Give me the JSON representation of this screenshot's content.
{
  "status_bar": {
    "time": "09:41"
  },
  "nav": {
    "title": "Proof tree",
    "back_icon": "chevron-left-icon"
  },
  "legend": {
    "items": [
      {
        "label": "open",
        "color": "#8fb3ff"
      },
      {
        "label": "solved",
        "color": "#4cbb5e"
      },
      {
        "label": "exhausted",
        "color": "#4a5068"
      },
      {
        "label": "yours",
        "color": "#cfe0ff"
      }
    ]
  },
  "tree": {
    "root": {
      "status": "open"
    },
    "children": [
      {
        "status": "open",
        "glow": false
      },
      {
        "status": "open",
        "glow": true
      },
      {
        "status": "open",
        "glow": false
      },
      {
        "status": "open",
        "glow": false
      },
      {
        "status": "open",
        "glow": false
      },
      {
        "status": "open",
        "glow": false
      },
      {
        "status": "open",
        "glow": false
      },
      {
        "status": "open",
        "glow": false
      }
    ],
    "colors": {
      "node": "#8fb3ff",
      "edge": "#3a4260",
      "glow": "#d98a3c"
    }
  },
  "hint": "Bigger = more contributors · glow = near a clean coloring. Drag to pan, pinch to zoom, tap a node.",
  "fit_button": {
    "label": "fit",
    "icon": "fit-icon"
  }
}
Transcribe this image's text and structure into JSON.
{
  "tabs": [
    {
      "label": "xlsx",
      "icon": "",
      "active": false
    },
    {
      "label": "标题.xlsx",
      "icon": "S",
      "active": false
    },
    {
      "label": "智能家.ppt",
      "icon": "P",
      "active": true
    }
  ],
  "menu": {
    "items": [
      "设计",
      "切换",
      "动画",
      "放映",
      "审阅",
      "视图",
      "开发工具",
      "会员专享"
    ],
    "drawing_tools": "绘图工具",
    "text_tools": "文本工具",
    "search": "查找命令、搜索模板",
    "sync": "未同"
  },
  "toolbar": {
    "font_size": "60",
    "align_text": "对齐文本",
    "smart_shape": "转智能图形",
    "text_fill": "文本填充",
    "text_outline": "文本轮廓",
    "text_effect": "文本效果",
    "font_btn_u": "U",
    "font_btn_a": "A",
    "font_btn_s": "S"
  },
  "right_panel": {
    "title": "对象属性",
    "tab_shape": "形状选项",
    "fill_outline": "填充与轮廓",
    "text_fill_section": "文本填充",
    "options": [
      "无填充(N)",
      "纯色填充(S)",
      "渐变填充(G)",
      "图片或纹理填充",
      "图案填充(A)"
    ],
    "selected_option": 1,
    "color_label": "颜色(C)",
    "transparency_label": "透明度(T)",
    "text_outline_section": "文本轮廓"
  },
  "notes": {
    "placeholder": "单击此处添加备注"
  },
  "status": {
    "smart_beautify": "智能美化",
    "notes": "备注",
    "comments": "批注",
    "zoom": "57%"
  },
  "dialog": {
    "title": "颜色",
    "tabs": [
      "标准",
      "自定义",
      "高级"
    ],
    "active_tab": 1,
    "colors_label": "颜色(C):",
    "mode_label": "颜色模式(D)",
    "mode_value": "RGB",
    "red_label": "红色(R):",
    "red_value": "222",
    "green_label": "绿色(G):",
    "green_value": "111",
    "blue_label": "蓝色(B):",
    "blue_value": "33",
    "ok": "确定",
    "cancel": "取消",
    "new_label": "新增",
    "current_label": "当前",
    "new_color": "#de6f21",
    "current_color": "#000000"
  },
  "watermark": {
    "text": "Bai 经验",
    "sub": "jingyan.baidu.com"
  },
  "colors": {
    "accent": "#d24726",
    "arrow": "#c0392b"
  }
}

WRITTEN REQUEST
Output the line holding "Transcribe this image's", then every later line through the end of the records above, exactly as given and nothing else.

FULL SOLUTION
Transcribe this image's text and structure into JSON.
{
  "tabs": [
    {
      "label": "xlsx",
      "icon": "",
      "active": false
    },
    {
      "label": "标题.xlsx",
      "icon": "S",
      "active": false
    },
    {
      "label": "智能家.ppt",
      "icon": "P",
      "active": true
    }
  ],
  "menu": {
    "items": [
      "设计",
      "切换",
      "动画",
      "放映",
      "审阅",
      "视图",
      "开发工具",
      "会员专享"
    ],
    "drawing_tools": "绘图工具",
    "text_tools": "文本工具",
    "search": "查找命令、搜索模板",
    "sync": "未同"
  },
  "toolbar": {
    "font_size": "60",
    "align_text": "对齐文本",
    "smart_shape": "转智能图形",
    "text_fill": "文本填充",
    "text_outline": "文本轮廓",
    "text_effect": "文本效果",
    "font_btn_u": "U",
    "font_btn_a": "A",
    "font_btn_s": "S"
  },
  "right_panel": {
    "title": "对象属性",
    "tab_shape": "形状选项",
    "fill_outline": "填充与轮廓",
    "text_fill_section": "文本填充",
    "options": [
      "无填充(N)",
      "纯色填充(S)",
      "渐变填充(G)",
      "图片或纹理填充",
      "图案填充(A)"
    ],
    "selected_option": 1,
    "color_label": "颜色(C)",
    "transparency_label": "透明度(T)",
    "text_outline_section": "文本轮廓"
  },
  "notes": {
    "placeholder": "单击此处添加备注"
  },
  "status": {
    "smart_beautify": "智能美化",
    "notes": "备注",
    "comments": "批注",
    "zoom": "57%"
  },
  "dialog": {
    "title": "颜色",
    "tabs": [
      "标准",
      "自定义",
      "高级"
    ],
    "active_tab": 1,
    "colors_label": "颜色(C):",
    "mode_label": "颜色模式(D)",
    "mode_value": "RGB",
    "red_label": "红色(R):",
    "red_value": "222",
    "green_label": "绿色(G):",
    "green_value": "111",
    "blue_label": "蓝色(B):",
    "blue_value": "33",
    "ok": "确定",
    "cancel": "取消",
    "new_label": "新增",
    "current_label": "当前",
    "new_color": "#de6f21",
    "current_color": "#000000"
  },
  "watermark": {
    "text": "Bai 经验",
    "sub": "jingyan.baidu.com"
  },
  "colors": {
    "accent": "#d24726",
    "arrow": "#c0392b"
  }
}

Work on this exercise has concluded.